STATED EXERCISE: Please copy out the lines of the listing below word for word, starting at the line that contains "Patent image size: (905, 446)." and ending after the line that contains "The plug 24 is at (282, 204).".

MATERIALS PROVIDED:
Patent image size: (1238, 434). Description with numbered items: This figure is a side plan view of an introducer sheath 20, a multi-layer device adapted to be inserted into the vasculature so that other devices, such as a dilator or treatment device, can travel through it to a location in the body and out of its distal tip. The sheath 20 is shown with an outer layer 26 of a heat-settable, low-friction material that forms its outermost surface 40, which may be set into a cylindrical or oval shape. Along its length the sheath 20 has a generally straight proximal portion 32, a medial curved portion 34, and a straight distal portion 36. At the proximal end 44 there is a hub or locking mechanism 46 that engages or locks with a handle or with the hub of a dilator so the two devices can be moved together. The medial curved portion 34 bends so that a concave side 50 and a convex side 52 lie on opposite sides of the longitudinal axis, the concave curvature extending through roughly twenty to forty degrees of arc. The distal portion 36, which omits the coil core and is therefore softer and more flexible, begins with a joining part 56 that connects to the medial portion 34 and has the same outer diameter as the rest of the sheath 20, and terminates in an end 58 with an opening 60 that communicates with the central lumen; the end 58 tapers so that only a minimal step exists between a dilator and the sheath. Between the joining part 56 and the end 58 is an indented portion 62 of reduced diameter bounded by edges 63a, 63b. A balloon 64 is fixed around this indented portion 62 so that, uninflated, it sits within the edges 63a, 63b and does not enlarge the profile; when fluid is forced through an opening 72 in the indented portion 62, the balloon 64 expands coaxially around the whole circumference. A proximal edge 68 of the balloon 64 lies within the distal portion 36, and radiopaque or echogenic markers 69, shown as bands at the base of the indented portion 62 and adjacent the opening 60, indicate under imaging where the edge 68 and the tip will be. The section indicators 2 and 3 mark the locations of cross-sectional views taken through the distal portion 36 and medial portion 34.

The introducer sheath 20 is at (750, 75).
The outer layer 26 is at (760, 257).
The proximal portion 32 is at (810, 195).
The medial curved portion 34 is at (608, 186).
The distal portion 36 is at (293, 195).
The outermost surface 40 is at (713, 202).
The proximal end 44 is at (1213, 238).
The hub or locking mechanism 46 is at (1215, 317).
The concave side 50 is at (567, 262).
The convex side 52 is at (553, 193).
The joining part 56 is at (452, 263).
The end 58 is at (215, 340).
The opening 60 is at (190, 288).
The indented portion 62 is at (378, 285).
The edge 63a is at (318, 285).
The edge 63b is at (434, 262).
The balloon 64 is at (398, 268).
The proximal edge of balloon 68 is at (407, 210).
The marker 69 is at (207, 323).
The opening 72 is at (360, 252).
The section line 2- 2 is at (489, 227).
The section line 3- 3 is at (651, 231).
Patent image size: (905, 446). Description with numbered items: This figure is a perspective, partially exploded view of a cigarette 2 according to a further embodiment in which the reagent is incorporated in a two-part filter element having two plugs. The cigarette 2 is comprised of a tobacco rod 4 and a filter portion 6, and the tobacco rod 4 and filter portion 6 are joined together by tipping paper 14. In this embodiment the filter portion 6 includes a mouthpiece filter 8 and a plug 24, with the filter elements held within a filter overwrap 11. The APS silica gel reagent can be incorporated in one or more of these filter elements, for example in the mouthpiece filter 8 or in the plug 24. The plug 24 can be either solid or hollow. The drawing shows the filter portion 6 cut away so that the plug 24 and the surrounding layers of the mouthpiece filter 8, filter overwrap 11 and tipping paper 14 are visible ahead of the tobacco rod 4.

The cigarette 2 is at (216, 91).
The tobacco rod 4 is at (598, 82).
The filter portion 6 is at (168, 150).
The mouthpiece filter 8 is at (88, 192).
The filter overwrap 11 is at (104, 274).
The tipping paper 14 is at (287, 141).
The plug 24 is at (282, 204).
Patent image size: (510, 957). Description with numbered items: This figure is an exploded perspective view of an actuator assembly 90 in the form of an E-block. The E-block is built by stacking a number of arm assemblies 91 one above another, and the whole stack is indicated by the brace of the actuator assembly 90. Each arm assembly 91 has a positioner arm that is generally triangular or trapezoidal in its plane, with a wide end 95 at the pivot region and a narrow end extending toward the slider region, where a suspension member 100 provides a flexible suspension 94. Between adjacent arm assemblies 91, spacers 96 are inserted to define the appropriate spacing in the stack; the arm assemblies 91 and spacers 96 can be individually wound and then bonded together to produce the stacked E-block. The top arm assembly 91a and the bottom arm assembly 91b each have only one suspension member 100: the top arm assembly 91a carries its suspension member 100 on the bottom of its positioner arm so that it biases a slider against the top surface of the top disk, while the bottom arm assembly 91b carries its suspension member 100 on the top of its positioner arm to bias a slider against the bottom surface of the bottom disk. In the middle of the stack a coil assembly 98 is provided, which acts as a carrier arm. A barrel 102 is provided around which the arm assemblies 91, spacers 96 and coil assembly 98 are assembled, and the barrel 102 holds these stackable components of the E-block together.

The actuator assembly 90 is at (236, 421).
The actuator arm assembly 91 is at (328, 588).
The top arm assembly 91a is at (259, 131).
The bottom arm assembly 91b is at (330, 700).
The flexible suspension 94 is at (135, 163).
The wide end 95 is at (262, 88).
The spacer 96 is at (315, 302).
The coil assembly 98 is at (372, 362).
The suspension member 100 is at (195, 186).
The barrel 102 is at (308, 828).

IN RESPONSE:
Patent image size: (905, 446). Description with numbered items: This figure is a perspective, partially exploded view of a cigarette 2 according to a further embodiment in which the reagent is incorporated in a two-part filter element having two plugs. The cigarette 2 is comprised of a tobacco rod 4 and a filter portion 6, and the tobacco rod 4 and filter portion 6 are joined together by tipping paper 14. In this embodiment the filter portion 6 includes a mouthpiece filter 8 and a plug 24, with the filter elements held within a filter overwrap 11. The APS silica gel reagent can be incorporated in one or more of these filter elements, for example in the mouthpiece filter 8 or in the plug 24. The plug 24 can be either solid or hollow. The drawing shows the filter portion 6 cut away so that the plug 24 and the surrounding layers of the mouthpiece filter 8, filter overwrap 11 and tipping paper 14 are visible ahead of the tobacco rod 4.

The cigarette 2 is at (216, 91).
The tobacco rod 4 is at (598, 82).
The filter portion 6 is at (168, 150).
The mouthpiece filter 8 is at (88, 192).
The filter overwrap 11 is at (104, 274).
The tipping paper 14 is at (287, 141).
The plug 24 is at (282, 204).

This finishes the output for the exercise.